Please put the entries below into a JSON list of strings, one string per line with blank lines left out, starting at the first line and stopping after the line that contains "folder-icon bbox=[64, 111, 76, 121]".

* Data excerpts
============

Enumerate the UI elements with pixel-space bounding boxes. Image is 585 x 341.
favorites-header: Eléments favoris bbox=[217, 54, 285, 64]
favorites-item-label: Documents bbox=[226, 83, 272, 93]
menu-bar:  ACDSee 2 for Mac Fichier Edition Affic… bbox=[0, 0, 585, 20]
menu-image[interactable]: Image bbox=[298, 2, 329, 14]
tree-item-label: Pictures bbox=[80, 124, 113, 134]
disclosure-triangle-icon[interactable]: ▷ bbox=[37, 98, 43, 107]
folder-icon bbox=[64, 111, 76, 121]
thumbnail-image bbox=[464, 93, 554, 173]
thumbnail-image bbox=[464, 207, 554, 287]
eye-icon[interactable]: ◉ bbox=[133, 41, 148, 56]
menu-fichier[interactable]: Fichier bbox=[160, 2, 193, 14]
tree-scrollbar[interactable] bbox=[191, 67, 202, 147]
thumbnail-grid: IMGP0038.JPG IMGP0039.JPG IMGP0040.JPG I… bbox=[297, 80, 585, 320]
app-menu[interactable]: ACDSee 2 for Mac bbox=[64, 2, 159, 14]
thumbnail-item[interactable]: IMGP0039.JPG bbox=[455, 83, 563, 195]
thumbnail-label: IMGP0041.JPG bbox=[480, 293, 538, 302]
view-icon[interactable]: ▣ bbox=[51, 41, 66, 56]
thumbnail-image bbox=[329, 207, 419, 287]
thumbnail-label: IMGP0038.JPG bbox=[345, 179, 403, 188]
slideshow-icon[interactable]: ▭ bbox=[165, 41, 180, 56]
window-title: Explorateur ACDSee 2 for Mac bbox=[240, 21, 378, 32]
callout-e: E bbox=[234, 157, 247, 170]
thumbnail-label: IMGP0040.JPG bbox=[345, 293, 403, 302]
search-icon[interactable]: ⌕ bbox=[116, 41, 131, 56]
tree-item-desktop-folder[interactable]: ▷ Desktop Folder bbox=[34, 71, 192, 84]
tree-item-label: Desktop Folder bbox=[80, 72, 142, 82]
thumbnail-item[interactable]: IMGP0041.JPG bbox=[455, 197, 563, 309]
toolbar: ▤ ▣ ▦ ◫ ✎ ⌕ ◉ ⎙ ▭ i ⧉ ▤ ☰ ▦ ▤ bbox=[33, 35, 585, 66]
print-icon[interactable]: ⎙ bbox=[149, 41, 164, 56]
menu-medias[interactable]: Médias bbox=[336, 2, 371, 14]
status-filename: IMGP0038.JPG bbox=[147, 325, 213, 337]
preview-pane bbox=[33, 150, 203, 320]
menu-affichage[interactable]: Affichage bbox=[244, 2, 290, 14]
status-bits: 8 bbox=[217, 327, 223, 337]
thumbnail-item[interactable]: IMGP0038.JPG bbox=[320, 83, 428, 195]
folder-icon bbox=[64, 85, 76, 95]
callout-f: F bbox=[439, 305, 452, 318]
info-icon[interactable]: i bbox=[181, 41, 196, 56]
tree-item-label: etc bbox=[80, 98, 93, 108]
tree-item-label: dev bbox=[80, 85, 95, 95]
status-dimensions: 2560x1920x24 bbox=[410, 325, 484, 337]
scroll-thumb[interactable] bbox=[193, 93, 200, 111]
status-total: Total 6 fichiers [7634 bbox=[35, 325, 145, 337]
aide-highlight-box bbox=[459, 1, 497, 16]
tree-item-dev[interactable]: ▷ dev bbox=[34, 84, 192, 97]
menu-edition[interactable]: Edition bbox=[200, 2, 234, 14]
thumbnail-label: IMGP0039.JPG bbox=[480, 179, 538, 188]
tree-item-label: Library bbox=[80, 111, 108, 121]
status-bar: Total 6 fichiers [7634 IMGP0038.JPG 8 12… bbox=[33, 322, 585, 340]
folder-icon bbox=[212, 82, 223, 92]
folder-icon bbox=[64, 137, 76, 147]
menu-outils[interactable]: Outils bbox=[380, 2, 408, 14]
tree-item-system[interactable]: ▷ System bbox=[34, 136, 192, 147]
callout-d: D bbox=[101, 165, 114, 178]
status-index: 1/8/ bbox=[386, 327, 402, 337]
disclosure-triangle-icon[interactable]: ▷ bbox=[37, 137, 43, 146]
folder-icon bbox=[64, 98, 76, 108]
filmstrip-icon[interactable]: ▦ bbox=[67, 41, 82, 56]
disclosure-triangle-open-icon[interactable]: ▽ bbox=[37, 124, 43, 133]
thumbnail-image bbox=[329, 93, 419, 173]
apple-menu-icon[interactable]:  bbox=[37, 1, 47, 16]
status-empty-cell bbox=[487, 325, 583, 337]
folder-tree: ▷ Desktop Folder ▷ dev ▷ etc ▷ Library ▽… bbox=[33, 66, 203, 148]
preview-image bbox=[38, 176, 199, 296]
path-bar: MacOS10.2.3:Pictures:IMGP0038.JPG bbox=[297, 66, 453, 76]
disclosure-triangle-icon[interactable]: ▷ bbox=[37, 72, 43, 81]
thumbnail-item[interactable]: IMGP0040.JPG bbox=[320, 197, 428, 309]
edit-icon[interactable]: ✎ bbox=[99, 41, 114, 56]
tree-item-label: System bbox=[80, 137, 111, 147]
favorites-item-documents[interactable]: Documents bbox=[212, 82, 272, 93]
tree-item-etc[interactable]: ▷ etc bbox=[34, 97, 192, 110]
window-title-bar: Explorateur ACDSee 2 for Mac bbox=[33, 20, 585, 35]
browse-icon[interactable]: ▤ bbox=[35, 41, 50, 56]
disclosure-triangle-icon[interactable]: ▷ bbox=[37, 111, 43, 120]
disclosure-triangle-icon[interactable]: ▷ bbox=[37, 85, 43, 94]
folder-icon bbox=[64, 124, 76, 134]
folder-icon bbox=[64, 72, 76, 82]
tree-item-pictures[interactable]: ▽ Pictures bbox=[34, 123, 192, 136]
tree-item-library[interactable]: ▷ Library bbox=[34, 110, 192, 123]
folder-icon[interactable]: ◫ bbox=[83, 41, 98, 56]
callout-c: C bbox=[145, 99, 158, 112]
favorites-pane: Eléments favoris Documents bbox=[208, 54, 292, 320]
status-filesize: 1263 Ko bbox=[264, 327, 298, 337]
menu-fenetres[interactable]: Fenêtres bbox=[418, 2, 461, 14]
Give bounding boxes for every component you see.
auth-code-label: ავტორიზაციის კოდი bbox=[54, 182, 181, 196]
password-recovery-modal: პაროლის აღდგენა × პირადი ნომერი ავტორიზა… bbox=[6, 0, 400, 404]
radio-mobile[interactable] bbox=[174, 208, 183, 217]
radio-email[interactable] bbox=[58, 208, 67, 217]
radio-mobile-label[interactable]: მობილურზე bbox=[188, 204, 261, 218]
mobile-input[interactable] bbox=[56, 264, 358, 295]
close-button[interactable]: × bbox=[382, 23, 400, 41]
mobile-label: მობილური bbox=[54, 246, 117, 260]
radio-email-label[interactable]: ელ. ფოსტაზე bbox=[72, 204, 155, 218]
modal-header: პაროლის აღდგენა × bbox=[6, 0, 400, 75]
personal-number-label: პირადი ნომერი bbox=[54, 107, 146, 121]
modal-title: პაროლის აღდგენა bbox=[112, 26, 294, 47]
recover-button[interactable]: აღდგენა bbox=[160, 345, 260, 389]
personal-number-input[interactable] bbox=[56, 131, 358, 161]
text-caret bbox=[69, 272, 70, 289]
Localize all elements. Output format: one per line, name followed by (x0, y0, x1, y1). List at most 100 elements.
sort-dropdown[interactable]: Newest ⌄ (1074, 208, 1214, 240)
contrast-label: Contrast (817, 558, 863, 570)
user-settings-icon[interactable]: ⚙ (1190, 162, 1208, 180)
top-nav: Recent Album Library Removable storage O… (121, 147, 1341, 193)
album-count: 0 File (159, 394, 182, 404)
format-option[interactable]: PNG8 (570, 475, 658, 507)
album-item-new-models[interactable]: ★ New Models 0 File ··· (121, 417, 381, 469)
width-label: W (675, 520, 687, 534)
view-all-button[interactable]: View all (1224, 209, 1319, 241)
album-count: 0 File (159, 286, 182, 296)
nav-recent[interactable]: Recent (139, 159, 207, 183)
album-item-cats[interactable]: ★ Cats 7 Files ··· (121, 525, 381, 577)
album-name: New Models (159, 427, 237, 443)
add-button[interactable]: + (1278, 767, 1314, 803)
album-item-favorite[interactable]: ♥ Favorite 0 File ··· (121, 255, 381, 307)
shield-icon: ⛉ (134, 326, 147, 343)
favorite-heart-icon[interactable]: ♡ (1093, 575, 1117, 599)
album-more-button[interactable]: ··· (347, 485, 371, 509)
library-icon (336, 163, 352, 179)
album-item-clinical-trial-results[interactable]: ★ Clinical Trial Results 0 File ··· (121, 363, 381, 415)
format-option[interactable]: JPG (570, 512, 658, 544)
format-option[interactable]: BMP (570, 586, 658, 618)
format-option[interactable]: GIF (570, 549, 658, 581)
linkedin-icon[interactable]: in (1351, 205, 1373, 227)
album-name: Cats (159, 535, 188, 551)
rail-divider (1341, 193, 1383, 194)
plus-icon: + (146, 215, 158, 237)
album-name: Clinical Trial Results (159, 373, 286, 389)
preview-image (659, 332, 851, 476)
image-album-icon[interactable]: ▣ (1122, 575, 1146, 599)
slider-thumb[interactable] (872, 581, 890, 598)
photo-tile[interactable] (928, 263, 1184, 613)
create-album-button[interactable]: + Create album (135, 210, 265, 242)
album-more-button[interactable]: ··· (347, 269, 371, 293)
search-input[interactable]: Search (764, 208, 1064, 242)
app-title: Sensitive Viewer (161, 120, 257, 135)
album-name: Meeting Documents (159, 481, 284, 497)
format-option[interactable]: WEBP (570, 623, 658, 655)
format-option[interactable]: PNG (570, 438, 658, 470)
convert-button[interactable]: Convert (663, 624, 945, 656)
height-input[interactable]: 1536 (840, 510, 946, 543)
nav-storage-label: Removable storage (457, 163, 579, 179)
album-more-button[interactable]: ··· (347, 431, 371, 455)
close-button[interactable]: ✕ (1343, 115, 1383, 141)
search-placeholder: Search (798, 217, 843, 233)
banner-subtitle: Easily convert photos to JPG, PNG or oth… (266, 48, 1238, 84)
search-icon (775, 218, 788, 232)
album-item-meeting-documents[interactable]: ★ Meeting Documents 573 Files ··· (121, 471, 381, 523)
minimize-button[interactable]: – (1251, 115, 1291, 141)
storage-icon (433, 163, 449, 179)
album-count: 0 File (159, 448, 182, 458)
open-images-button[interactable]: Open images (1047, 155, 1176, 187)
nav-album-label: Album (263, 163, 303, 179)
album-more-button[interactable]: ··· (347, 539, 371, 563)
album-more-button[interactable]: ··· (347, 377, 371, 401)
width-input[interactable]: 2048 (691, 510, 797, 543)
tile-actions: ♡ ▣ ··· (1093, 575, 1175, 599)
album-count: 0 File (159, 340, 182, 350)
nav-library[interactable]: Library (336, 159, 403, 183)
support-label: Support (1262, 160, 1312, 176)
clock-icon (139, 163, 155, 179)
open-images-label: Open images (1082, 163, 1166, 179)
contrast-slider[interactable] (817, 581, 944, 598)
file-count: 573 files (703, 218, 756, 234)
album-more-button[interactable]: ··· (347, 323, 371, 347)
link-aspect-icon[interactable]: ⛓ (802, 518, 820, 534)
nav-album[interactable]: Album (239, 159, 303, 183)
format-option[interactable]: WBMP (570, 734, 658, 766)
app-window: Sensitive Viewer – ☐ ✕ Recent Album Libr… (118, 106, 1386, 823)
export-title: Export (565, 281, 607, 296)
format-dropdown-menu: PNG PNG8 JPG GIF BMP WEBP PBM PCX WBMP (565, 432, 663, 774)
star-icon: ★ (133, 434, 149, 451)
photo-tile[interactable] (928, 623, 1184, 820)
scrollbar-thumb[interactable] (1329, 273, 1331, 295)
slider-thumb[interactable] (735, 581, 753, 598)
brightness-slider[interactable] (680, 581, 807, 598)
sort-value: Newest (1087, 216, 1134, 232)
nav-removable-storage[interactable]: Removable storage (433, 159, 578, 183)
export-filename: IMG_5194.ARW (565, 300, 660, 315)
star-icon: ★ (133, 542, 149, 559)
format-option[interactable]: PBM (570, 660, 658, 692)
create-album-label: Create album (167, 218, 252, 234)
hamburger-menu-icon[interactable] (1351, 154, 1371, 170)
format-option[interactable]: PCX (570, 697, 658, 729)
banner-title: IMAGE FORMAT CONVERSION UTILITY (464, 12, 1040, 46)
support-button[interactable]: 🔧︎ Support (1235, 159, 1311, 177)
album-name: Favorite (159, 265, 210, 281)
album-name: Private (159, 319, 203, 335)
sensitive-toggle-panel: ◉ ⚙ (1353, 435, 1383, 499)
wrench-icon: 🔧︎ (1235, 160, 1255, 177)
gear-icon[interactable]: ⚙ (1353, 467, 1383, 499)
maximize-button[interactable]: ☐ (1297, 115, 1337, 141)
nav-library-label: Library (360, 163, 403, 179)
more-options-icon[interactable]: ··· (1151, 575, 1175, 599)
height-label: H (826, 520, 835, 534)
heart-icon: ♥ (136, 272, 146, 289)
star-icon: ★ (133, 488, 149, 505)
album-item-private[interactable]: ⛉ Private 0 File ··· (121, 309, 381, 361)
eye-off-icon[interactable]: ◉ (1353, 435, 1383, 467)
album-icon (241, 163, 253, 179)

============

* Result for this task
[
  "Enumerate the UI elements with pixel-space bounding boxes. Image is 585 x 341.",
  "favorites-header: Eléments favoris bbox=[217, 54, 285, 64]",
  "favorites-item-label: Documents bbox=[226, 83, 272, 93]",
  "menu-bar:  ACDSee 2 for Mac Fichier Edition Affic… bbox=[0, 0, 585, 20]",
  "menu-image[interactable]: Image bbox=[298, 2, 329, 14]",
  "tree-item-label: Pictures bbox=[80, 124, 113, 134]",
  "disclosure-triangle-icon[interactable]: ▷ bbox=[37, 98, 43, 107]",
  "folder-icon bbox=[64, 111, 76, 121]"
]